Data records:
┏━━
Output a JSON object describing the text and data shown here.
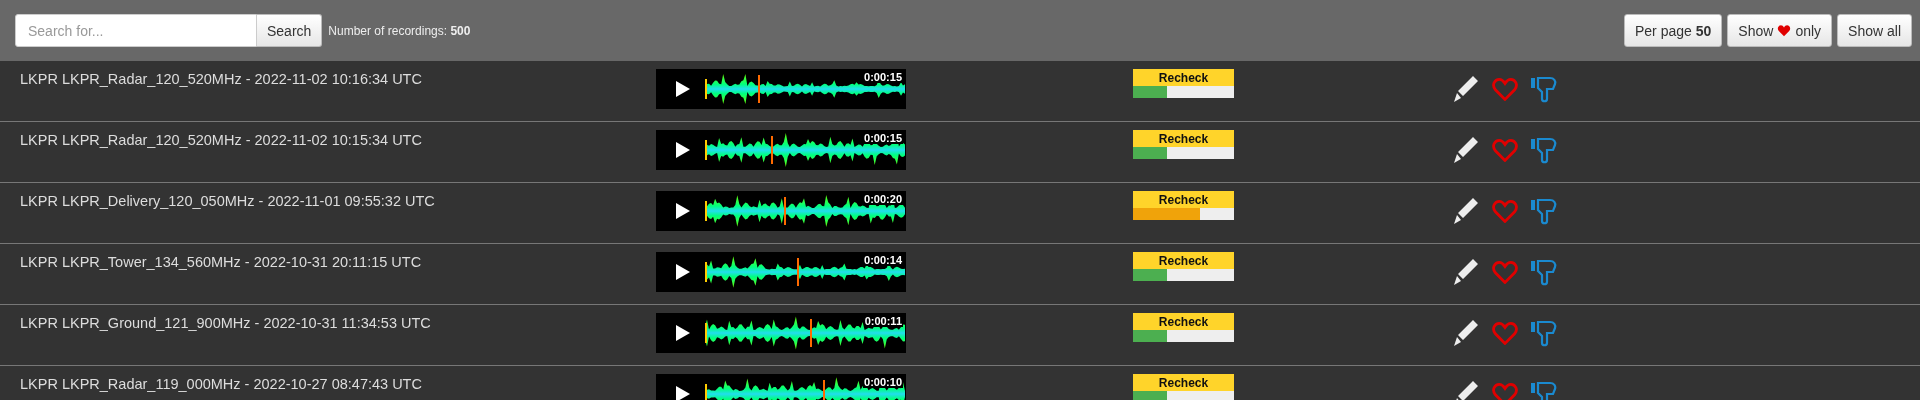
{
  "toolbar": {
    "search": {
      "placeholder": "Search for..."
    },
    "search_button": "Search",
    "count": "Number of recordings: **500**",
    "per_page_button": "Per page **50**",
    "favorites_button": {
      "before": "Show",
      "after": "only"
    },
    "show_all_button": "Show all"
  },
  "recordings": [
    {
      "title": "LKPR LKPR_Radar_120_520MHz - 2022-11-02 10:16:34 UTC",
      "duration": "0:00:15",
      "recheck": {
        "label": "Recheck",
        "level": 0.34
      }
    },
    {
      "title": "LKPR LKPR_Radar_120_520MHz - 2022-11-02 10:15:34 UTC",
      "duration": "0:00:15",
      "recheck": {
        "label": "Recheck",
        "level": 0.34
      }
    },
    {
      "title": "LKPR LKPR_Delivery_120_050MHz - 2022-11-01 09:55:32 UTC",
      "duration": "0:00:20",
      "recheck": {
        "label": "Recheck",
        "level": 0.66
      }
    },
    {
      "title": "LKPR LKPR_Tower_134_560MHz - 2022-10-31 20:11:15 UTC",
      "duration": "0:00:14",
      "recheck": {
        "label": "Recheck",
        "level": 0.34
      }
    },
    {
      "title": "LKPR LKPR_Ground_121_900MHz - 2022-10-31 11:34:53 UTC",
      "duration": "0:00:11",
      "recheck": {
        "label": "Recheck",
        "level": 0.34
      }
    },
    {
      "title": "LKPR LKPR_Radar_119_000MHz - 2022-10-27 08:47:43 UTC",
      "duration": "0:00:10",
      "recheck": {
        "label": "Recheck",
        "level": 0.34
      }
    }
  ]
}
┗━━
Directions -
Pictures in the records must not appear in the copy; transcribe everything else precisely.

Output below -
Output a JSON object describing the text and data shown here.
{
  "toolbar": {
    "search": {
      "placeholder": "Search for..."
    },
    "search_button": "Search",
    "count": "Number of recordings: **500**",
    "per_page_button": "Per page **50**",
    "favorites_button": {
      "before": "Show",
      "after": "only"
    },
    "show_all_button": "Show all"
  },
  "recordings": [
    {
      "title": "LKPR LKPR_Radar_120_520MHz - 2022-11-02 10:16:34 UTC",
      "duration": "0:00:15",
      "recheck": {
        "label": "Recheck",
        "level": 0.34
      }
    },
    {
      "title": "LKPR LKPR_Radar_120_520MHz - 2022-11-02 10:15:34 UTC",
      "duration": "0:00:15",
      "recheck": {
        "label": "Recheck",
        "level": 0.34
      }
    },
    {
      "title": "LKPR LKPR_Delivery_120_050MHz - 2022-11-01 09:55:32 UTC",
      "duration": "0:00:20",
      "recheck": {
        "label": "Recheck",
        "level": 0.66
      }
    },
    {
      "title": "LKPR LKPR_Tower_134_560MHz - 2022-10-31 20:11:15 UTC",
      "duration": "0:00:14",
      "recheck": {
        "label": "Recheck",
        "level": 0.34
      }
    },
    {
      "title": "LKPR LKPR_Ground_121_900MHz - 2022-10-31 11:34:53 UTC",
      "duration": "0:00:11",
      "recheck": {
        "label": "Recheck",
        "level": 0.34
      }
    },
    {
      "title": "LKPR LKPR_Radar_119_000MHz - 2022-10-27 08:47:43 UTC",
      "duration": "0:00:10",
      "recheck": {
        "label": "Recheck",
        "level": 0.34
      }
    }
  ]
}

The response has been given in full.